**Exercise requirements**.
Put each line from the one containing "List every element" through the one containing "bar-segment <box>1650 851 1817 1059</box>", both included, into a Markdown table. Give the row number under No. and the line under Line, and skip any blank lines.

**Information shown**.
- - - - -
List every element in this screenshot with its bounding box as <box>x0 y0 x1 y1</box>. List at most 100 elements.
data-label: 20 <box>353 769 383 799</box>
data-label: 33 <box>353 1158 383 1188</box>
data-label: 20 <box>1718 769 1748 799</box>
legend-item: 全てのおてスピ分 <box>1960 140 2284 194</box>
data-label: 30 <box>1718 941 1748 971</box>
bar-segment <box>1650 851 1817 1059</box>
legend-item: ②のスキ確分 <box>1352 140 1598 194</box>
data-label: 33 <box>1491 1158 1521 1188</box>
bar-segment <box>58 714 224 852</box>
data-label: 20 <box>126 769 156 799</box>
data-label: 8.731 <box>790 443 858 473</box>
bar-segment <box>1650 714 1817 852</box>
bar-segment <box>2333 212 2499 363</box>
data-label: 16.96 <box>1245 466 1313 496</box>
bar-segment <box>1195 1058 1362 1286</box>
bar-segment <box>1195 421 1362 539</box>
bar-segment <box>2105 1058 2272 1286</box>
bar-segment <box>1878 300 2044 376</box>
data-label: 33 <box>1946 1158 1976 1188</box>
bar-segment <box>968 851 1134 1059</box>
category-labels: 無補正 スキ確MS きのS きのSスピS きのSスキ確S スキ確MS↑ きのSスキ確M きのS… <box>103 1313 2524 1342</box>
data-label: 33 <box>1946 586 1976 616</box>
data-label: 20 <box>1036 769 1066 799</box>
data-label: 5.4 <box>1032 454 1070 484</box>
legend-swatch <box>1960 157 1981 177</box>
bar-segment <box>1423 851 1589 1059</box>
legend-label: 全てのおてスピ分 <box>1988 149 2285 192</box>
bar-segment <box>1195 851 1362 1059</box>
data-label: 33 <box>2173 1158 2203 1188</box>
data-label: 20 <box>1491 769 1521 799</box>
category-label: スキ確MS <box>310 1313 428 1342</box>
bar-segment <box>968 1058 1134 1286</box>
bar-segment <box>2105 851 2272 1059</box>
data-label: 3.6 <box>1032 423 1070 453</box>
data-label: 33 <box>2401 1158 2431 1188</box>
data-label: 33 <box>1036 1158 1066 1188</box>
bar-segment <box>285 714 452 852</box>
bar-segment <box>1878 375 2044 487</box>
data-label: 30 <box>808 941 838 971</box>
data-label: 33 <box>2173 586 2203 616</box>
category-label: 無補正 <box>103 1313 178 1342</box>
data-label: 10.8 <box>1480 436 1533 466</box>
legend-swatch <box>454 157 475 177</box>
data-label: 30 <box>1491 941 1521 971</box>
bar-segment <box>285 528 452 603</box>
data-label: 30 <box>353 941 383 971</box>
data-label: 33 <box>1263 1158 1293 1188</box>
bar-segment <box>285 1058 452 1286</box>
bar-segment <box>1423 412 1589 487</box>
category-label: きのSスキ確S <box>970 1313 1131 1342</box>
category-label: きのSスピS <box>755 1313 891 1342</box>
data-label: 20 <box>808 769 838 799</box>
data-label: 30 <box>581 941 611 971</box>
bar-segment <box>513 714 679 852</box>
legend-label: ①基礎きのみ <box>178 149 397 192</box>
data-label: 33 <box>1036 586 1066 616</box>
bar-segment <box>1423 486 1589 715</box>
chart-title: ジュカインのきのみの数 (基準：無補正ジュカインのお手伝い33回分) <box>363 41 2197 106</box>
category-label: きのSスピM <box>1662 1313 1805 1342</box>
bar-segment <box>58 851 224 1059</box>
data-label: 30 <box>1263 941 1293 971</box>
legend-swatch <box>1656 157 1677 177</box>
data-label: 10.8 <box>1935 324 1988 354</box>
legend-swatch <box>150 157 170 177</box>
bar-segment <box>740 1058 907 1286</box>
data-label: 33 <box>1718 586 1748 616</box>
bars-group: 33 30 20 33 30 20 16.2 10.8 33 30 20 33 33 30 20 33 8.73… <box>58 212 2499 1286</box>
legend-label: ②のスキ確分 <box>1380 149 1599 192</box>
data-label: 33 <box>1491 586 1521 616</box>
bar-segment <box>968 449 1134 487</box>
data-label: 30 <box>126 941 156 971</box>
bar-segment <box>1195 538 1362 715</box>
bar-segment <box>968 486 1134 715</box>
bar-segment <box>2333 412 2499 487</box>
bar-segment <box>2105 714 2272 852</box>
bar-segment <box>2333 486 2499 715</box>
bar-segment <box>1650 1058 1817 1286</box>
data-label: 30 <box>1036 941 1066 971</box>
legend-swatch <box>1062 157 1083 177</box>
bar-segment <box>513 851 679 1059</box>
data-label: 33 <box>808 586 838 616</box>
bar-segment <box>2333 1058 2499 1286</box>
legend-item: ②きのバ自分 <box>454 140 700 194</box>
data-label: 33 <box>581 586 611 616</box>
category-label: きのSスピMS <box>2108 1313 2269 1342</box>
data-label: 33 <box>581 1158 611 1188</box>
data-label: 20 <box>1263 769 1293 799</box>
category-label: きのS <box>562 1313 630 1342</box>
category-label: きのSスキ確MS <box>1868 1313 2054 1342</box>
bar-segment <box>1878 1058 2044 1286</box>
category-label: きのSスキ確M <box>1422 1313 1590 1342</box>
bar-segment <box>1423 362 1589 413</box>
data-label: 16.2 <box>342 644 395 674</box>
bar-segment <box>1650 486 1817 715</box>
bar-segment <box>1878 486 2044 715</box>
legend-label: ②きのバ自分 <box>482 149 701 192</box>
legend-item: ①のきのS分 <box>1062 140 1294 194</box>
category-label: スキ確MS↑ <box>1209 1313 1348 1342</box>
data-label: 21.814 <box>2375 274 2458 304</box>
- - - - -
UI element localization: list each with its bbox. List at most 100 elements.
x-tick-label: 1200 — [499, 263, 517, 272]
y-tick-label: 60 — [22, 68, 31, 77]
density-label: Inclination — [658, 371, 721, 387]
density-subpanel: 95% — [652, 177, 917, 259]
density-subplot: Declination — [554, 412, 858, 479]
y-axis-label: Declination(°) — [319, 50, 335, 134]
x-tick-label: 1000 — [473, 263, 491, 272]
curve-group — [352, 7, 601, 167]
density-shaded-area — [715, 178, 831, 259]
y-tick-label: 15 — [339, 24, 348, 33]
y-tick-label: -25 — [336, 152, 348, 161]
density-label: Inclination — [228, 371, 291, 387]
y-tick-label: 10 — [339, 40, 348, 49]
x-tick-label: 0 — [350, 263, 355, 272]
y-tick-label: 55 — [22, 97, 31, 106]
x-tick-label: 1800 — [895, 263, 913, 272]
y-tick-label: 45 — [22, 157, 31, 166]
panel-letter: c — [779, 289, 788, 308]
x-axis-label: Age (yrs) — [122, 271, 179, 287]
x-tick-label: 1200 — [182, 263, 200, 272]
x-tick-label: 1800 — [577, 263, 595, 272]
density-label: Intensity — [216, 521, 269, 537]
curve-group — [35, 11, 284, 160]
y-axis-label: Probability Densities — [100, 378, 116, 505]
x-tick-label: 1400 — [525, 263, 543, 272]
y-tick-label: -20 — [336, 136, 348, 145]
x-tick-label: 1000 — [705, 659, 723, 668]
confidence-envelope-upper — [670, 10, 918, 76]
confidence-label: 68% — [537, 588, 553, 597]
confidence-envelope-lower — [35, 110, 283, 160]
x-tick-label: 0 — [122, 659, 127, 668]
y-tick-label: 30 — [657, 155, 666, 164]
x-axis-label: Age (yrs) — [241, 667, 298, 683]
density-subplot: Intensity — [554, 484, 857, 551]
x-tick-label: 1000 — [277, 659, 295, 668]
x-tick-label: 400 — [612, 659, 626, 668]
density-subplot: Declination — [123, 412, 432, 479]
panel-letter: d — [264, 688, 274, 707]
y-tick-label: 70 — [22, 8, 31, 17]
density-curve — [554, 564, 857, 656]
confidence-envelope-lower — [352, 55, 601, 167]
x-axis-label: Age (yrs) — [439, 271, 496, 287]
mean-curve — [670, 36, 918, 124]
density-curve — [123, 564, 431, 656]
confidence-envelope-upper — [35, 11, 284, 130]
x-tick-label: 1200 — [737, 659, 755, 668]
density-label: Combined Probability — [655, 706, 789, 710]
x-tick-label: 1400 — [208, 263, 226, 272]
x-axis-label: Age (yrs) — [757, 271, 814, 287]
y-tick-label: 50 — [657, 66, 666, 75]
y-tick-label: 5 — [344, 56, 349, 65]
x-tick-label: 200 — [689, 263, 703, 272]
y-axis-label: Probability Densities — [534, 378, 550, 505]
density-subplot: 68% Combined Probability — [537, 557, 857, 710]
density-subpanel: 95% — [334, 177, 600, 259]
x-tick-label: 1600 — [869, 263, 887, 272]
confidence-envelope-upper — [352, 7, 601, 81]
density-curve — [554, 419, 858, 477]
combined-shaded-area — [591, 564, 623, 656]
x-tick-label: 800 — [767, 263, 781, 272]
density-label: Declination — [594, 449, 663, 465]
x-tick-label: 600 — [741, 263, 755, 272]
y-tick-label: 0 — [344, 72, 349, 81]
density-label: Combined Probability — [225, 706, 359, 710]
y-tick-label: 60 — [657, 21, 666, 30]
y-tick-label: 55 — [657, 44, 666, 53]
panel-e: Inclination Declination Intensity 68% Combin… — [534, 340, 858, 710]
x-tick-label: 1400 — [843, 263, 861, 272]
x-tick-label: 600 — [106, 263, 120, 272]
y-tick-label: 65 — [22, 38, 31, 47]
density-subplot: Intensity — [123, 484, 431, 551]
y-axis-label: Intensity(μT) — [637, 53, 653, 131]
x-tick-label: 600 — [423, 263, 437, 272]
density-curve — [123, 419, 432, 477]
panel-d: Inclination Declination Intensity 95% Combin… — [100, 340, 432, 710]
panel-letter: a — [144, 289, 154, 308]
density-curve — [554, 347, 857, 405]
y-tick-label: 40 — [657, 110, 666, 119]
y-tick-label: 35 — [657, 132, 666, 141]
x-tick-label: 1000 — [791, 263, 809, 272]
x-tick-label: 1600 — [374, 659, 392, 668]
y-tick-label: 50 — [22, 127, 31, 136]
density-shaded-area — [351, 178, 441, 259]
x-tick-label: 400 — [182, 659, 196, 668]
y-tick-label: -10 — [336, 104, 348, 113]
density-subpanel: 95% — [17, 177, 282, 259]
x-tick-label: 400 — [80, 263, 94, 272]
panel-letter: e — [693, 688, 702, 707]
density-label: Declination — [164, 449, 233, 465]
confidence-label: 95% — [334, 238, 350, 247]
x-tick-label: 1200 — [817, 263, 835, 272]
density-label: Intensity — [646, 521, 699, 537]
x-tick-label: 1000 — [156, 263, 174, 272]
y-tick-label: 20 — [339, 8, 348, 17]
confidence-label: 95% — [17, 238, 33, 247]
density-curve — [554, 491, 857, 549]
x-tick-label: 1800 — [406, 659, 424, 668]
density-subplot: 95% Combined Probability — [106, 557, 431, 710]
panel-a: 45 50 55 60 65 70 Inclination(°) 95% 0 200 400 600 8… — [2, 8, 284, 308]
- - - - -
**Complete output**.
| No. | Line |
|---|---|
| 1 | List every element in this screenshot with its bounding box as <box>x0 y0 x1 y1</box>. List at most 100 elements. |
| 2 | data-label: 20 <box>353 769 383 799</box> |
| 3 | data-label: 33 <box>353 1158 383 1188</box> |
| 4 | data-label: 20 <box>1718 769 1748 799</box> |
| 5 | legend-item: 全てのおてスピ分 <box>1960 140 2284 194</box> |
| 6 | data-label: 30 <box>1718 941 1748 971</box> |
| 7 | bar-segment <box>1650 851 1817 1059</box> |